WHAT THE TASK REQUIRES:
Extract each line of the material that follows exactly and omit its pictures.

++++ RECORDED DATA

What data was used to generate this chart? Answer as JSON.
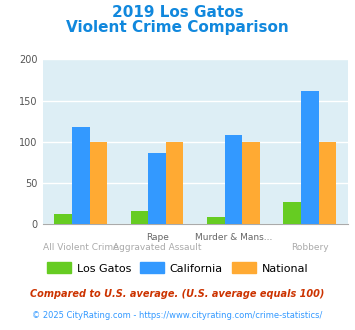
{
  "title_line1": "2019 Los Gatos",
  "title_line2": "Violent Crime Comparison",
  "title_color": "#1188dd",
  "cat_top_labels": [
    "",
    "Rape",
    "Murder & Mans...",
    ""
  ],
  "cat_bot_labels": [
    "All Violent Crime",
    "Aggravated Assault",
    "",
    "Robbery"
  ],
  "los_gatos": [
    13,
    16,
    9,
    27
  ],
  "california": [
    118,
    87,
    108,
    162
  ],
  "national": [
    100,
    100,
    100,
    100
  ],
  "los_gatos_color": "#66cc22",
  "california_color": "#3399ff",
  "national_color": "#ffaa33",
  "ylim": [
    0,
    200
  ],
  "yticks": [
    0,
    50,
    100,
    150,
    200
  ],
  "plot_bg_color": "#ddeef5",
  "grid_color": "#ffffff",
  "footnote1": "Compared to U.S. average. (U.S. average equals 100)",
  "footnote2": "© 2025 CityRating.com - https://www.cityrating.com/crime-statistics/",
  "footnote1_color": "#cc3300",
  "footnote2_color": "#3399ff",
  "legend_labels": [
    "Los Gatos",
    "California",
    "National"
  ]
}
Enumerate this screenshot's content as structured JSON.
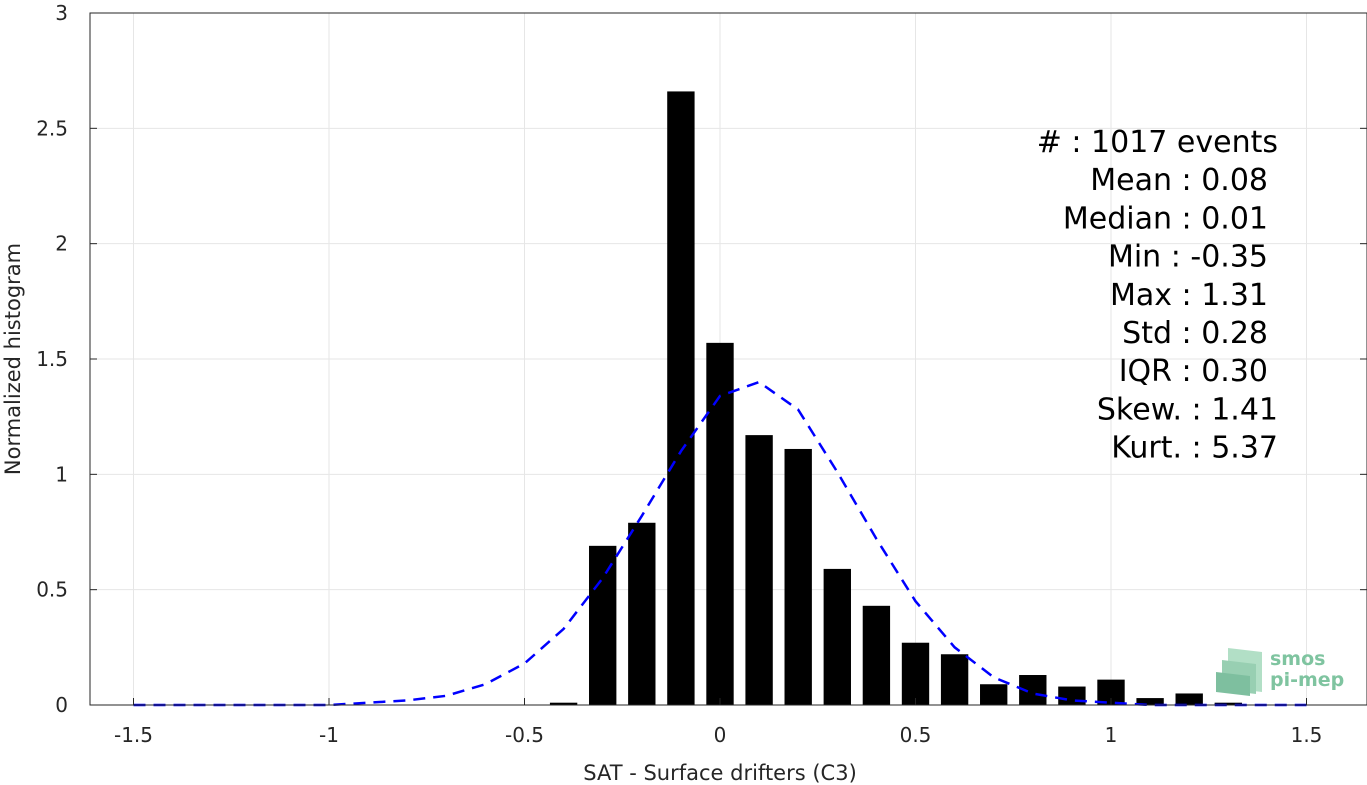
{
  "chart_data": {
    "type": "bar",
    "xlabel": "SAT - Surface drifters (C3)",
    "ylabel": "Normalized histogram",
    "xlim": [
      -1.6,
      1.6
    ],
    "ylim": [
      0,
      3
    ],
    "xticks": [
      "-1.5",
      "-1",
      "-0.5",
      "0",
      "0.5",
      "1",
      "1.5"
    ],
    "yticks": [
      "0",
      "0.5",
      "1",
      "1.5",
      "2",
      "2.5",
      "3"
    ],
    "grid": true,
    "bar_color": "#000000",
    "bar_width": 0.07,
    "bars": [
      {
        "x": -0.4,
        "y": 0.01
      },
      {
        "x": -0.3,
        "y": 0.69
      },
      {
        "x": -0.2,
        "y": 0.79
      },
      {
        "x": -0.1,
        "y": 2.66
      },
      {
        "x": 0.0,
        "y": 1.57
      },
      {
        "x": 0.1,
        "y": 1.17
      },
      {
        "x": 0.2,
        "y": 1.11
      },
      {
        "x": 0.3,
        "y": 0.59
      },
      {
        "x": 0.4,
        "y": 0.43
      },
      {
        "x": 0.5,
        "y": 0.27
      },
      {
        "x": 0.6,
        "y": 0.22
      },
      {
        "x": 0.7,
        "y": 0.09
      },
      {
        "x": 0.8,
        "y": 0.13
      },
      {
        "x": 0.9,
        "y": 0.08
      },
      {
        "x": 1.0,
        "y": 0.11
      },
      {
        "x": 1.1,
        "y": 0.03
      },
      {
        "x": 1.2,
        "y": 0.05
      },
      {
        "x": 1.3,
        "y": 0.01
      }
    ],
    "fit_curve": {
      "style": "dashed",
      "color": "#0000ff",
      "points": [
        {
          "x": -1.5,
          "y": 0.0
        },
        {
          "x": -1.4,
          "y": 0.0
        },
        {
          "x": -1.3,
          "y": 0.0
        },
        {
          "x": -1.2,
          "y": 0.0
        },
        {
          "x": -1.1,
          "y": 0.0
        },
        {
          "x": -1.0,
          "y": 0.0
        },
        {
          "x": -0.9,
          "y": 0.01
        },
        {
          "x": -0.8,
          "y": 0.02
        },
        {
          "x": -0.7,
          "y": 0.04
        },
        {
          "x": -0.6,
          "y": 0.09
        },
        {
          "x": -0.5,
          "y": 0.18
        },
        {
          "x": -0.4,
          "y": 0.33
        },
        {
          "x": -0.3,
          "y": 0.55
        },
        {
          "x": -0.2,
          "y": 0.82
        },
        {
          "x": -0.1,
          "y": 1.1
        },
        {
          "x": 0.0,
          "y": 1.34
        },
        {
          "x": 0.1,
          "y": 1.4
        },
        {
          "x": 0.2,
          "y": 1.28
        },
        {
          "x": 0.3,
          "y": 1.01
        },
        {
          "x": 0.4,
          "y": 0.72
        },
        {
          "x": 0.5,
          "y": 0.45
        },
        {
          "x": 0.6,
          "y": 0.25
        },
        {
          "x": 0.7,
          "y": 0.12
        },
        {
          "x": 0.8,
          "y": 0.05
        },
        {
          "x": 0.9,
          "y": 0.02
        },
        {
          "x": 1.0,
          "y": 0.01
        },
        {
          "x": 1.1,
          "y": 0.0
        },
        {
          "x": 1.2,
          "y": 0.0
        },
        {
          "x": 1.3,
          "y": 0.0
        },
        {
          "x": 1.4,
          "y": 0.0
        },
        {
          "x": 1.5,
          "y": 0.0
        }
      ]
    },
    "stats": [
      "#  : 1017 events",
      "Mean : 0.08",
      "Median : 0.01",
      "Min : -0.35",
      "Max : 1.31",
      "Std : 0.28",
      "IQR : 0.30",
      "Skew. : 1.41",
      "Kurt. : 5.37"
    ]
  },
  "logo": {
    "line1": "smos",
    "line2": "pi-mep",
    "color": "#7fc4a0"
  }
}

++++++++

COMPLETE OUTPUT:
What data was used to generate this chart? Answer as JSON.
{
  "title_line1": "2019 Los Gatos",
  "title_line2": "Violent Crime Comparison",
  "title_color": "#1188dd",
  "cat_top_labels": [
    "",
    "Rape",
    "Murder & Mans...",
    ""
  ],
  "cat_bot_labels": [
    "All Violent Crime",
    "Aggravated Assault",
    "",
    "Robbery"
  ],
  "los_gatos": [
    13,
    16,
    9,
    27
  ],
  "california": [
    118,
    87,
    108,
    162
  ],
  "national": [
    100,
    100,
    100,
    100
  ],
  "los_gatos_color": "#66cc22",
  "california_color": "#3399ff",
  "national_color": "#ffaa33",
  "ylim": [
    0,
    200
  ],
  "yticks": [
    0,
    50,
    100,
    150,
    200
  ],
  "plot_bg_color": "#ddeef5",
  "grid_color": "#ffffff",
  "footnote1": "Compared to U.S. average. (U.S. average equals 100)",
  "footnote2": "© 2025 CityRating.com - https://www.cityrating.com/crime-statistics/",
  "footnote1_color": "#cc3300",
  "footnote2_color": "#3399ff",
  "legend_labels": [
    "Los Gatos",
    "California",
    "National"
  ]
}
Enumerate this screenshot's content as structured JSON.
{
  "chart_data": {
    "type": "bar",
    "xlabel": "SAT - Surface drifters (C3)",
    "ylabel": "Normalized histogram",
    "xlim": [
      -1.6,
      1.6
    ],
    "ylim": [
      0,
      3
    ],
    "xticks": [
      "-1.5",
      "-1",
      "-0.5",
      "0",
      "0.5",
      "1",
      "1.5"
    ],
    "yticks": [
      "0",
      "0.5",
      "1",
      "1.5",
      "2",
      "2.5",
      "3"
    ],
    "grid": true,
    "bar_color": "#000000",
    "bar_width": 0.07,
    "bars": [
      {
        "x": -0.4,
        "y": 0.01
      },
      {
        "x": -0.3,
        "y": 0.69
      },
      {
        "x": -0.2,
        "y": 0.79
      },
      {
        "x": -0.1,
        "y": 2.66
      },
      {
        "x": 0.0,
        "y": 1.57
      },
      {
        "x": 0.1,
        "y": 1.17
      },
      {
        "x": 0.2,
        "y": 1.11
      },
      {
        "x": 0.3,
        "y": 0.59
      },
      {
        "x": 0.4,
        "y": 0.43
      },
      {
        "x": 0.5,
        "y": 0.27
      },
      {
        "x": 0.6,
        "y": 0.22
      },
      {
        "x": 0.7,
        "y": 0.09
      },
      {
        "x": 0.8,
        "y": 0.13
      },
      {
        "x": 0.9,
        "y": 0.08
      },
      {
        "x": 1.0,
        "y": 0.11
      },
      {
        "x": 1.1,
        "y": 0.03
      },
      {
        "x": 1.2,
        "y": 0.05
      },
      {
        "x": 1.3,
        "y": 0.01
      }
    ],
    "fit_curve": {
      "style": "dashed",
      "color": "#0000ff",
      "points": [
        {
          "x": -1.5,
          "y": 0.0
        },
        {
          "x": -1.4,
          "y": 0.0
        },
        {
          "x": -1.3,
          "y": 0.0
        },
        {
          "x": -1.2,
          "y": 0.0
        },
        {
          "x": -1.1,
          "y": 0.0
        },
        {
          "x": -1.0,
          "y": 0.0
        },
        {
          "x": -0.9,
          "y": 0.01
        },
        {
          "x": -0.8,
          "y": 0.02
        },
        {
          "x": -0.7,
          "y": 0.04
        },
        {
          "x": -0.6,
          "y": 0.09
        },
        {
          "x": -0.5,
          "y": 0.18
        },
        {
          "x": -0.4,
          "y": 0.33
        },
        {
          "x": -0.3,
          "y": 0.55
        },
        {
          "x": -0.2,
          "y": 0.82
        },
        {
          "x": -0.1,
          "y": 1.1
        },
        {
          "x": 0.0,
          "y": 1.34
        },
        {
          "x": 0.1,
          "y": 1.4
        },
        {
          "x": 0.2,
          "y": 1.28
        },
        {
          "x": 0.3,
          "y": 1.01
        },
        {
          "x": 0.4,
          "y": 0.72
        },
        {
          "x": 0.5,
          "y": 0.45
        },
        {
          "x": 0.6,
          "y": 0.25
        },
        {
          "x": 0.7,
          "y": 0.12
        },
        {
          "x": 0.8,
          "y": 0.05
        },
        {
          "x": 0.9,
          "y": 0.02
        },
        {
          "x": 1.0,
          "y": 0.01
        },
        {
          "x": 1.1,
          "y": 0.0
        },
        {
          "x": 1.2,
          "y": 0.0
        },
        {
          "x": 1.3,
          "y": 0.0
        },
        {
          "x": 1.4,
          "y": 0.0
        },
        {
          "x": 1.5,
          "y": 0.0
        }
      ]
    },
    "stats": [
      "#  : 1017 events",
      "Mean : 0.08",
      "Median : 0.01",
      "Min : -0.35",
      "Max : 1.31",
      "Std : 0.28",
      "IQR : 0.30",
      "Skew. : 1.41",
      "Kurt. : 5.37"
    ]
  },
  "logo": {
    "line1": "smos",
    "line2": "pi-mep",
    "color": "#7fc4a0"
  }
}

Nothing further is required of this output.